Stated problem: Reproduce each line of the material precisely.
----- Supplied records
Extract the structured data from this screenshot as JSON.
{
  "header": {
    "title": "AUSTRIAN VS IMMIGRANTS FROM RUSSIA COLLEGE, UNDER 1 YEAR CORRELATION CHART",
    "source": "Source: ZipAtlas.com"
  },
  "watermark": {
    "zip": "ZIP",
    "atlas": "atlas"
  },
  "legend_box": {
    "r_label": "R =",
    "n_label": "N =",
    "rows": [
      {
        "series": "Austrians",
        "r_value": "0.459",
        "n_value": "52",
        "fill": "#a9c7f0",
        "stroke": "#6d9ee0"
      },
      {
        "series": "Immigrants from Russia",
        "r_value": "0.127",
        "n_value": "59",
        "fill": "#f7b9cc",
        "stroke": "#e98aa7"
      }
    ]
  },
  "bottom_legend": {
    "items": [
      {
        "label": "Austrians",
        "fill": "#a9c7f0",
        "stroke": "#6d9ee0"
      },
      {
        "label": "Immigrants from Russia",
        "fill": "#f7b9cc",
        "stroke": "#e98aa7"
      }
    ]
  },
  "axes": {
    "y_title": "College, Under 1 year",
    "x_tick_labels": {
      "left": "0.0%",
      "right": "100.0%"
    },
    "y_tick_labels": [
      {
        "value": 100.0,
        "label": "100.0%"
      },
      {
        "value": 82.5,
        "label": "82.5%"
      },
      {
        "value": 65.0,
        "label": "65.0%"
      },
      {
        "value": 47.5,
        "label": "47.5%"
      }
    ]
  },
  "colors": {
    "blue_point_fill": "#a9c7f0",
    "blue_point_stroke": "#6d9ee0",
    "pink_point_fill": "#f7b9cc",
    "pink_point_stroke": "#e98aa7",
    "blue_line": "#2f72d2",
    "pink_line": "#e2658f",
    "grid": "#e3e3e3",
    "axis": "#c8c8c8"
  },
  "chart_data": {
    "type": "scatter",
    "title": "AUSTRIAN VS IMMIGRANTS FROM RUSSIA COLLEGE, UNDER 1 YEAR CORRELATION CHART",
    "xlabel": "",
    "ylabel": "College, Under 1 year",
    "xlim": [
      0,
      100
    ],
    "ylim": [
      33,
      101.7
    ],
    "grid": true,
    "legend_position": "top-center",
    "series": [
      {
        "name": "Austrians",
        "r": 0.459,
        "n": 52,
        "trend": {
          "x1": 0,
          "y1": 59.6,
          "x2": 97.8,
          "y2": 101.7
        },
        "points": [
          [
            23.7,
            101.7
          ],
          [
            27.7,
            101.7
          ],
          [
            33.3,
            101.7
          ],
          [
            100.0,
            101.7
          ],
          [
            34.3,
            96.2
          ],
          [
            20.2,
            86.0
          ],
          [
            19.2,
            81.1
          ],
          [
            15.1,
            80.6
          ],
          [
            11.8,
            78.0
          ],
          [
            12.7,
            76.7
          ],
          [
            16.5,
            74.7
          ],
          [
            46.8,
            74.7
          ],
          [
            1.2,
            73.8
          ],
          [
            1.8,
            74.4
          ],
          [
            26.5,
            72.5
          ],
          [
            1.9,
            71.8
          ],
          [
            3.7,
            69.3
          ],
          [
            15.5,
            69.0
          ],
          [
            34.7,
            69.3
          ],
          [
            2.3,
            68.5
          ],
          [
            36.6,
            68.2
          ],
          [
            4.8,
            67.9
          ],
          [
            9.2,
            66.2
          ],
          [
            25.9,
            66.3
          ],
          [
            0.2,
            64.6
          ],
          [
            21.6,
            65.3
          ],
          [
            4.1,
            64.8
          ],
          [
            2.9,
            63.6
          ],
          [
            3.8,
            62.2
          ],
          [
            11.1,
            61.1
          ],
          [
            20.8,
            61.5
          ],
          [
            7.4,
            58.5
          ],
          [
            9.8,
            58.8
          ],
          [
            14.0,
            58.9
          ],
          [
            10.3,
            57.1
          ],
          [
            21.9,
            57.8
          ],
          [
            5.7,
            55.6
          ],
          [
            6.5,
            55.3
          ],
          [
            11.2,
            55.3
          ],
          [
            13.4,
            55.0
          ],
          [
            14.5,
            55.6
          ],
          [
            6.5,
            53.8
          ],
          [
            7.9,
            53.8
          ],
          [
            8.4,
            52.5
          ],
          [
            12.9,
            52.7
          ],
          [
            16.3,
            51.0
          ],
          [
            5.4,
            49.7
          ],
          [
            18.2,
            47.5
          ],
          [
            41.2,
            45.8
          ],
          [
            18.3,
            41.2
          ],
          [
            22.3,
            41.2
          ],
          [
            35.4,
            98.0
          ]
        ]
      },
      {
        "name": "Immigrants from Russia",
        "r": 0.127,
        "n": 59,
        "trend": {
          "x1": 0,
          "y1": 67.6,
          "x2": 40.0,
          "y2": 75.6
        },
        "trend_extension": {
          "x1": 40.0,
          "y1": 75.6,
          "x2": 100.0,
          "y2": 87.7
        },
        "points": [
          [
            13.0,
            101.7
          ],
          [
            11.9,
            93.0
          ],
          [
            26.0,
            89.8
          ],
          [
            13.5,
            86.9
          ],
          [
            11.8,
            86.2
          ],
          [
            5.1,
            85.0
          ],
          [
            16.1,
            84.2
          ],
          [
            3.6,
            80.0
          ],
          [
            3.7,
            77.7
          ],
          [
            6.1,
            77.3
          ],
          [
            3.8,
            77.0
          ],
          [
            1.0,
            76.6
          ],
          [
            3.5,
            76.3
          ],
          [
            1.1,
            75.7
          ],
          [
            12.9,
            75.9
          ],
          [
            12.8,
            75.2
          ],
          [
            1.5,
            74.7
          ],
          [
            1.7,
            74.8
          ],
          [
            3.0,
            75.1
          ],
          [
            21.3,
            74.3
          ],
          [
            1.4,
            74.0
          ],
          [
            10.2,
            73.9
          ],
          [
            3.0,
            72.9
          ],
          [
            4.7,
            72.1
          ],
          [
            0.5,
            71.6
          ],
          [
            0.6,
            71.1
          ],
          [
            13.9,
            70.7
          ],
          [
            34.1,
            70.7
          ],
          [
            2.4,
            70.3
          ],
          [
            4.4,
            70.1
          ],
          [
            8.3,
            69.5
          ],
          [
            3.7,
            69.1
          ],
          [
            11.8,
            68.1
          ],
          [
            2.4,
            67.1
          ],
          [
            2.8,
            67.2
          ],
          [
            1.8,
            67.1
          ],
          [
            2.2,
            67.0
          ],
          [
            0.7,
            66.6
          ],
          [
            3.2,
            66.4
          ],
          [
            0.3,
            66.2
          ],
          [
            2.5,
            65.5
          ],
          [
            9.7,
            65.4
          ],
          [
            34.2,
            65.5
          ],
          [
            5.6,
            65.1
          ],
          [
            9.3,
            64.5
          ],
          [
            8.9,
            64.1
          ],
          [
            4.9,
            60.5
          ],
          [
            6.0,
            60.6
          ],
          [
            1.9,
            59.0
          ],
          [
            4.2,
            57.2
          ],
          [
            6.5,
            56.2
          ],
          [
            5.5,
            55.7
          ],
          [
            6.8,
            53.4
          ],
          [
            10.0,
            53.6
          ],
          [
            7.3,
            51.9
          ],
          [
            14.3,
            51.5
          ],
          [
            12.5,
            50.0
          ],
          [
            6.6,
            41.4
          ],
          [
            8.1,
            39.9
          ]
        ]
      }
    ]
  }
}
----------
Problem solution:
Extract the structured data from this screenshot as JSON.
{
  "header": {
    "title": "AUSTRIAN VS IMMIGRANTS FROM RUSSIA COLLEGE, UNDER 1 YEAR CORRELATION CHART",
    "source": "Source: ZipAtlas.com"
  },
  "watermark": {
    "zip": "ZIP",
    "atlas": "atlas"
  },
  "legend_box": {
    "r_label": "R =",
    "n_label": "N =",
    "rows": [
      {
        "series": "Austrians",
        "r_value": "0.459",
        "n_value": "52",
        "fill": "#a9c7f0",
        "stroke": "#6d9ee0"
      },
      {
        "series": "Immigrants from Russia",
        "r_value": "0.127",
        "n_value": "59",
        "fill": "#f7b9cc",
        "stroke": "#e98aa7"
      }
    ]
  },
  "bottom_legend": {
    "items": [
      {
        "label": "Austrians",
        "fill": "#a9c7f0",
        "stroke": "#6d9ee0"
      },
      {
        "label": "Immigrants from Russia",
        "fill": "#f7b9cc",
        "stroke": "#e98aa7"
      }
    ]
  },
  "axes": {
    "y_title": "College, Under 1 year",
    "x_tick_labels": {
      "left": "0.0%",
      "right": "100.0%"
    },
    "y_tick_labels": [
      {
        "value": 100.0,
        "label": "100.0%"
      },
      {
        "value": 82.5,
        "label": "82.5%"
      },
      {
        "value": 65.0,
        "label": "65.0%"
      },
      {
        "value": 47.5,
        "label": "47.5%"
      }
    ]
  },
  "colors": {
    "blue_point_fill": "#a9c7f0",
    "blue_point_stroke": "#6d9ee0",
    "pink_point_fill": "#f7b9cc",
    "pink_point_stroke": "#e98aa7",
    "blue_line": "#2f72d2",
    "pink_line": "#e2658f",
    "grid": "#e3e3e3",
    "axis": "#c8c8c8"
  },
  "chart_data": {
    "type": "scatter",
    "title": "AUSTRIAN VS IMMIGRANTS FROM RUSSIA COLLEGE, UNDER 1 YEAR CORRELATION CHART",
    "xlabel": "",
    "ylabel": "College, Under 1 year",
    "xlim": [
      0,
      100
    ],
    "ylim": [
      33,
      101.7
    ],
    "grid": true,
    "legend_position": "top-center",
    "series": [
      {
        "name": "Austrians",
        "r": 0.459,
        "n": 52,
        "trend": {
          "x1": 0,
          "y1": 59.6,
          "x2": 97.8,
          "y2": 101.7
        },
        "points": [
          [
            23.7,
            101.7
          ],
          [
            27.7,
            101.7
          ],
          [
            33.3,
            101.7
          ],
          [
            100.0,
            101.7
          ],
          [
            34.3,
            96.2
          ],
          [
            20.2,
            86.0
          ],
          [
            19.2,
            81.1
          ],
          [
            15.1,
            80.6
          ],
          [
            11.8,
            78.0
          ],
          [
            12.7,
            76.7
          ],
          [
            16.5,
            74.7
          ],
          [
            46.8,
            74.7
          ],
          [
            1.2,
            73.8
          ],
          [
            1.8,
            74.4
          ],
          [
            26.5,
            72.5
          ],
          [
            1.9,
            71.8
          ],
          [
            3.7,
            69.3
          ],
          [
            15.5,
            69.0
          ],
          [
            34.7,
            69.3
          ],
          [
            2.3,
            68.5
          ],
          [
            36.6,
            68.2
          ],
          [
            4.8,
            67.9
          ],
          [
            9.2,
            66.2
          ],
          [
            25.9,
            66.3
          ],
          [
            0.2,
            64.6
          ],
          [
            21.6,
            65.3
          ],
          [
            4.1,
            64.8
          ],
          [
            2.9,
            63.6
          ],
          [
            3.8,
            62.2
          ],
          [
            11.1,
            61.1
          ],
          [
            20.8,
            61.5
          ],
          [
            7.4,
            58.5
          ],
          [
            9.8,
            58.8
          ],
          [
            14.0,
            58.9
          ],
          [
            10.3,
            57.1
          ],
          [
            21.9,
            57.8
          ],
          [
            5.7,
            55.6
          ],
          [
            6.5,
            55.3
          ],
          [
            11.2,
            55.3
          ],
          [
            13.4,
            55.0
          ],
          [
            14.5,
            55.6
          ],
          [
            6.5,
            53.8
          ],
          [
            7.9,
            53.8
          ],
          [
            8.4,
            52.5
          ],
          [
            12.9,
            52.7
          ],
          [
            16.3,
            51.0
          ],
          [
            5.4,
            49.7
          ],
          [
            18.2,
            47.5
          ],
          [
            41.2,
            45.8
          ],
          [
            18.3,
            41.2
          ],
          [
            22.3,
            41.2
          ],
          [
            35.4,
            98.0
          ]
        ]
      },
      {
        "name": "Immigrants from Russia",
        "r": 0.127,
        "n": 59,
        "trend": {
          "x1": 0,
          "y1": 67.6,
          "x2": 40.0,
          "y2": 75.6
        },
        "trend_extension": {
          "x1": 40.0,
          "y1": 75.6,
          "x2": 100.0,
          "y2": 87.7
        },
        "points": [
          [
            13.0,
            101.7
          ],
          [
            11.9,
            93.0
          ],
          [
            26.0,
            89.8
          ],
          [
            13.5,
            86.9
          ],
          [
            11.8,
            86.2
          ],
          [
            5.1,
            85.0
          ],
          [
            16.1,
            84.2
          ],
          [
            3.6,
            80.0
          ],
          [
            3.7,
            77.7
          ],
          [
            6.1,
            77.3
          ],
          [
            3.8,
            77.0
          ],
          [
            1.0,
            76.6
          ],
          [
            3.5,
            76.3
          ],
          [
            1.1,
            75.7
          ],
          [
            12.9,
            75.9
          ],
          [
            12.8,
            75.2
          ],
          [
            1.5,
            74.7
          ],
          [
            1.7,
            74.8
          ],
          [
            3.0,
            75.1
          ],
          [
            21.3,
            74.3
          ],
          [
            1.4,
            74.0
          ],
          [
            10.2,
            73.9
          ],
          [
            3.0,
            72.9
          ],
          [
            4.7,
            72.1
          ],
          [
            0.5,
            71.6
          ],
          [
            0.6,
            71.1
          ],
          [
            13.9,
            70.7
          ],
          [
            34.1,
            70.7
          ],
          [
            2.4,
            70.3
          ],
          [
            4.4,
            70.1
          ],
          [
            8.3,
            69.5
          ],
          [
            3.7,
            69.1
          ],
          [
            11.8,
            68.1
          ],
          [
            2.4,
            67.1
          ],
          [
            2.8,
            67.2
          ],
          [
            1.8,
            67.1
          ],
          [
            2.2,
            67.0
          ],
          [
            0.7,
            66.6
          ],
          [
            3.2,
            66.4
          ],
          [
            0.3,
            66.2
          ],
          [
            2.5,
            65.5
          ],
          [
            9.7,
            65.4
          ],
          [
            34.2,
            65.5
          ],
          [
            5.6,
            65.1
          ],
          [
            9.3,
            64.5
          ],
          [
            8.9,
            64.1
          ],
          [
            4.9,
            60.5
          ],
          [
            6.0,
            60.6
          ],
          [
            1.9,
            59.0
          ],
          [
            4.2,
            57.2
          ],
          [
            6.5,
            56.2
          ],
          [
            5.5,
            55.7
          ],
          [
            6.8,
            53.4
          ],
          [
            10.0,
            53.6
          ],
          [
            7.3,
            51.9
          ],
          [
            14.3,
            51.5
          ],
          [
            12.5,
            50.0
          ],
          [
            6.6,
            41.4
          ],
          [
            8.1,
            39.9
          ]
        ]
      }
    ]
  }
}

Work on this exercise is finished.